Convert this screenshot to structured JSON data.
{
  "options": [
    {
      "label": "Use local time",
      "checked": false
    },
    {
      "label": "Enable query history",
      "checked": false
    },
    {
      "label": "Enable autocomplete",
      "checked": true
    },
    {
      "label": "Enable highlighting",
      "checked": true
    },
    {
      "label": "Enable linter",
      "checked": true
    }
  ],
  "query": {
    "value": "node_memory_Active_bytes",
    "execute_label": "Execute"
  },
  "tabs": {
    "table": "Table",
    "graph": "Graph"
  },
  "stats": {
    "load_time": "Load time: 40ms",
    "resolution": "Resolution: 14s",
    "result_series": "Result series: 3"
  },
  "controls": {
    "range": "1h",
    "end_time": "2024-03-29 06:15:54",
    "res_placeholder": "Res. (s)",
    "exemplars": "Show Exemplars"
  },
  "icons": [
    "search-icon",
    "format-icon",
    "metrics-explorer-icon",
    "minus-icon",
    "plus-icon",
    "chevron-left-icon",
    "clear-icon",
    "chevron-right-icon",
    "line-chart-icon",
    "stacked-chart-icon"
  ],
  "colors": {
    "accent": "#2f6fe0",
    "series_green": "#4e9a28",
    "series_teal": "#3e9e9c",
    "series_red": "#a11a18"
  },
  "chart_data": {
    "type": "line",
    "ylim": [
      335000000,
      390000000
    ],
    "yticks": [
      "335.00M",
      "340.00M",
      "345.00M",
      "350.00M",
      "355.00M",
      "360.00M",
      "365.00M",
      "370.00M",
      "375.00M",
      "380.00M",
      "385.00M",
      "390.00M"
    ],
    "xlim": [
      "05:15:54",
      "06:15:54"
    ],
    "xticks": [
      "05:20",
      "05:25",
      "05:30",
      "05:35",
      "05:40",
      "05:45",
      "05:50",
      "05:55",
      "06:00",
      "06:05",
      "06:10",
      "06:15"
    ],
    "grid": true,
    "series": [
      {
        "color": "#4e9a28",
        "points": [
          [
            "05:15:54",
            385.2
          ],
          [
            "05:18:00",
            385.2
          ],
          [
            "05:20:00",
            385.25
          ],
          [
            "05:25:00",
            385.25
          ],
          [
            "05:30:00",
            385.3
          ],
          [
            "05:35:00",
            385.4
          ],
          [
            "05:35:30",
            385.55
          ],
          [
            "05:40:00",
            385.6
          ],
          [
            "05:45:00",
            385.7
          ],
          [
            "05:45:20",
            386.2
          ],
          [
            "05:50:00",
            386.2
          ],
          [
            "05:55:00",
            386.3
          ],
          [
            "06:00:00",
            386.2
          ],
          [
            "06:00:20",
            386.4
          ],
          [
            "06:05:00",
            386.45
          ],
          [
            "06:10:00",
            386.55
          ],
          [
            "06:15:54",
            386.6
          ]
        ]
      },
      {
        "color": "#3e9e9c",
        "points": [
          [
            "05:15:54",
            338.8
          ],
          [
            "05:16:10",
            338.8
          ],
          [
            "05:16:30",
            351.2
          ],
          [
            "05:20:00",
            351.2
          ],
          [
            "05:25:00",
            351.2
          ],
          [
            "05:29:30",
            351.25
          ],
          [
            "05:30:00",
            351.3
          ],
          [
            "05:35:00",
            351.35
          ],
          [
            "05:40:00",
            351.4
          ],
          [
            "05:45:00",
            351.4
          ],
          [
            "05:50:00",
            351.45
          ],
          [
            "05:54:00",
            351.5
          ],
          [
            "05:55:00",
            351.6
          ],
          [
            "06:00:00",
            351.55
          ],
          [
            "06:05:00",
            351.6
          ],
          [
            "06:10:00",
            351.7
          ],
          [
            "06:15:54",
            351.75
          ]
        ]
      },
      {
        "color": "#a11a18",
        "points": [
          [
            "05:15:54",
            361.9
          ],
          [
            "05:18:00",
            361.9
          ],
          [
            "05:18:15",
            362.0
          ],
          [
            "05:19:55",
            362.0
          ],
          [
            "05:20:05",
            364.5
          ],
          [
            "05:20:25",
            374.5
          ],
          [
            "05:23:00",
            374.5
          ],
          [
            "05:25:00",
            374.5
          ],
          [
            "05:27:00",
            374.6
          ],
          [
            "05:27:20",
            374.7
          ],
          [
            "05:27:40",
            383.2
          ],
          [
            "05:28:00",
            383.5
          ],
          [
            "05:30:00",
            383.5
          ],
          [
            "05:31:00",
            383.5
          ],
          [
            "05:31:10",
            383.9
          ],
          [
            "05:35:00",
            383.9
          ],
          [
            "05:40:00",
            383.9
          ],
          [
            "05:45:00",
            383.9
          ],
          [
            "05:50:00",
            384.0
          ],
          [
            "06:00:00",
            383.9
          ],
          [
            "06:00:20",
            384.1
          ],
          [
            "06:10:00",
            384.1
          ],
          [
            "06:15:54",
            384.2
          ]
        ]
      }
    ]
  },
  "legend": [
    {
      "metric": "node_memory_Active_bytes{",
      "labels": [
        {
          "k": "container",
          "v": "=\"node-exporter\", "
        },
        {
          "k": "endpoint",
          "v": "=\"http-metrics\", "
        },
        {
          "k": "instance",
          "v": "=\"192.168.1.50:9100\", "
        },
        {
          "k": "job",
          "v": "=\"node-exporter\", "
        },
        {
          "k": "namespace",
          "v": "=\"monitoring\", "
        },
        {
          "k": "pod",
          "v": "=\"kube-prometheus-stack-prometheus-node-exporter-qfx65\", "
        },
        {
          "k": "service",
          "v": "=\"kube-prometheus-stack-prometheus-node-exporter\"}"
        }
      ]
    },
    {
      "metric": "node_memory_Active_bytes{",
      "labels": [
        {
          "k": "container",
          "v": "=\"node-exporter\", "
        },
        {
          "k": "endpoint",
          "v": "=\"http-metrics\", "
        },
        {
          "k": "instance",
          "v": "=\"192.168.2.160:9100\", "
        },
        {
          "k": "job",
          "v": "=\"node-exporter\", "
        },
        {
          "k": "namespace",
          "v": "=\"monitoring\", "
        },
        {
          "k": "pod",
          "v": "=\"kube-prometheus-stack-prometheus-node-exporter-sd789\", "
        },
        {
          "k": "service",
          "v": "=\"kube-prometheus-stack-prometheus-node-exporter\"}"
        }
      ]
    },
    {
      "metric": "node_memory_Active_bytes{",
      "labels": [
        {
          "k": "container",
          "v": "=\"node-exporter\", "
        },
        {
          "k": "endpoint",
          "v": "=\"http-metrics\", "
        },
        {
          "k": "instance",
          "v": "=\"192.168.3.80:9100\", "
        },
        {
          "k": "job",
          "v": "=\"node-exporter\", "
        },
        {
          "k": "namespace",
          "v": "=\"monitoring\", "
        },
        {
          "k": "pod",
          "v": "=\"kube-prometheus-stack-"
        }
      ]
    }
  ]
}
::::
What you will do: Print every line of the records exactly. Omit nothing.

Solution:
Convert this screenshot to structured JSON data.
{
  "options": [
    {
      "label": "Use local time",
      "checked": false
    },
    {
      "label": "Enable query history",
      "checked": false
    },
    {
      "label": "Enable autocomplete",
      "checked": true
    },
    {
      "label": "Enable highlighting",
      "checked": true
    },
    {
      "label": "Enable linter",
      "checked": true
    }
  ],
  "query": {
    "value": "node_memory_Active_bytes",
    "execute_label": "Execute"
  },
  "tabs": {
    "table": "Table",
    "graph": "Graph"
  },
  "stats": {
    "load_time": "Load time: 40ms",
    "resolution": "Resolution: 14s",
    "result_series": "Result series: 3"
  },
  "controls": {
    "range": "1h",
    "end_time": "2024-03-29 06:15:54",
    "res_placeholder": "Res. (s)",
    "exemplars": "Show Exemplars"
  },
  "icons": [
    "search-icon",
    "format-icon",
    "metrics-explorer-icon",
    "minus-icon",
    "plus-icon",
    "chevron-left-icon",
    "clear-icon",
    "chevron-right-icon",
    "line-chart-icon",
    "stacked-chart-icon"
  ],
  "colors": {
    "accent": "#2f6fe0",
    "series_green": "#4e9a28",
    "series_teal": "#3e9e9c",
    "series_red": "#a11a18"
  },
  "chart_data": {
    "type": "line",
    "ylim": [
      335000000,
      390000000
    ],
    "yticks": [
      "335.00M",
      "340.00M",
      "345.00M",
      "350.00M",
      "355.00M",
      "360.00M",
      "365.00M",
      "370.00M",
      "375.00M",
      "380.00M",
      "385.00M",
      "390.00M"
    ],
    "xlim": [
      "05:15:54",
      "06:15:54"
    ],
    "xticks": [
      "05:20",
      "05:25",
      "05:30",
      "05:35",
      "05:40",
      "05:45",
      "05:50",
      "05:55",
      "06:00",
      "06:05",
      "06:10",
      "06:15"
    ],
    "grid": true,
    "series": [
      {
        "color": "#4e9a28",
        "points": [
          [
            "05:15:54",
            385.2
          ],
          [
            "05:18:00",
            385.2
          ],
          [
            "05:20:00",
            385.25
          ],
          [
            "05:25:00",
            385.25
          ],
          [
            "05:30:00",
            385.3
          ],
          [
            "05:35:00",
            385.4
          ],
          [
            "05:35:30",
            385.55
          ],
          [
            "05:40:00",
            385.6
          ],
          [
            "05:45:00",
            385.7
          ],
          [
            "05:45:20",
            386.2
          ],
          [
            "05:50:00",
            386.2
          ],
          [
            "05:55:00",
            386.3
          ],
          [
            "06:00:00",
            386.2
          ],
          [
            "06:00:20",
            386.4
          ],
          [
            "06:05:00",
            386.45
          ],
          [
            "06:10:00",
            386.55
          ],
          [
            "06:15:54",
            386.6
          ]
        ]
      },
      {
        "color": "#3e9e9c",
        "points": [
          [
            "05:15:54",
            338.8
          ],
          [
            "05:16:10",
            338.8
          ],
          [
            "05:16:30",
            351.2
          ],
          [
            "05:20:00",
            351.2
          ],
          [
            "05:25:00",
            351.2
          ],
          [
            "05:29:30",
            351.25
          ],
          [
            "05:30:00",
            351.3
          ],
          [
            "05:35:00",
            351.35
          ],
          [
            "05:40:00",
            351.4
          ],
          [
            "05:45:00",
            351.4
          ],
          [
            "05:50:00",
            351.45
          ],
          [
            "05:54:00",
            351.5
          ],
          [
            "05:55:00",
            351.6
          ],
          [
            "06:00:00",
            351.55
          ],
          [
            "06:05:00",
            351.6
          ],
          [
            "06:10:00",
            351.7
          ],
          [
            "06:15:54",
            351.75
          ]
        ]
      },
      {
        "color": "#a11a18",
        "points": [
          [
            "05:15:54",
            361.9
          ],
          [
            "05:18:00",
            361.9
          ],
          [
            "05:18:15",
            362.0
          ],
          [
            "05:19:55",
            362.0
          ],
          [
            "05:20:05",
            364.5
          ],
          [
            "05:20:25",
            374.5
          ],
          [
            "05:23:00",
            374.5
          ],
          [
            "05:25:00",
            374.5
          ],
          [
            "05:27:00",
            374.6
          ],
          [
            "05:27:20",
            374.7
          ],
          [
            "05:27:40",
            383.2
          ],
          [
            "05:28:00",
            383.5
          ],
          [
            "05:30:00",
            383.5
          ],
          [
            "05:31:00",
            383.5
          ],
          [
            "05:31:10",
            383.9
          ],
          [
            "05:35:00",
            383.9
          ],
          [
            "05:40:00",
            383.9
          ],
          [
            "05:45:00",
            383.9
          ],
          [
            "05:50:00",
            384.0
          ],
          [
            "06:00:00",
            383.9
          ],
          [
            "06:00:20",
            384.1
          ],
          [
            "06:10:00",
            384.1
          ],
          [
            "06:15:54",
            384.2
          ]
        ]
      }
    ]
  },
  "legend": [
    {
      "metric": "node_memory_Active_bytes{",
      "labels": [
        {
          "k": "container",
          "v": "=\"node-exporter\", "
        },
        {
          "k": "endpoint",
          "v": "=\"http-metrics\", "
        },
        {
          "k": "instance",
          "v": "=\"192.168.1.50:9100\", "
        },
        {
          "k": "job",
          "v": "=\"node-exporter\", "
        },
        {
          "k": "namespace",
          "v": "=\"monitoring\", "
        },
        {
          "k": "pod",
          "v": "=\"kube-prometheus-stack-prometheus-node-exporter-qfx65\", "
        },
        {
          "k": "service",
          "v": "=\"kube-prometheus-stack-prometheus-node-exporter\"}"
        }
      ]
    },
    {
      "metric": "node_memory_Active_bytes{",
      "labels": [
        {
          "k": "container",
          "v": "=\"node-exporter\", "
        },
        {
          "k": "endpoint",
          "v": "=\"http-metrics\", "
        },
        {
          "k": "instance",
          "v": "=\"192.168.2.160:9100\", "
        },
        {
          "k": "job",
          "v": "=\"node-exporter\", "
        },
        {
          "k": "namespace",
          "v": "=\"monitoring\", "
        },
        {
          "k": "pod",
          "v": "=\"kube-prometheus-stack-prometheus-node-exporter-sd789\", "
        },
        {
          "k": "service",
          "v": "=\"kube-prometheus-stack-prometheus-node-exporter\"}"
        }
      ]
    },
    {
      "metric": "node_memory_Active_bytes{",
      "labels": [
        {
          "k": "container",
          "v": "=\"node-exporter\", "
        },
        {
          "k": "endpoint",
          "v": "=\"http-metrics\", "
        },
        {
          "k": "instance",
          "v": "=\"192.168.3.80:9100\", "
        },
        {
          "k": "job",
          "v": "=\"node-exporter\", "
        },
        {
          "k": "namespace",
          "v": "=\"monitoring\", "
        },
        {
          "k": "pod",
          "v": "=\"kube-prometheus-stack-"
        }
      ]
    }
  ]
}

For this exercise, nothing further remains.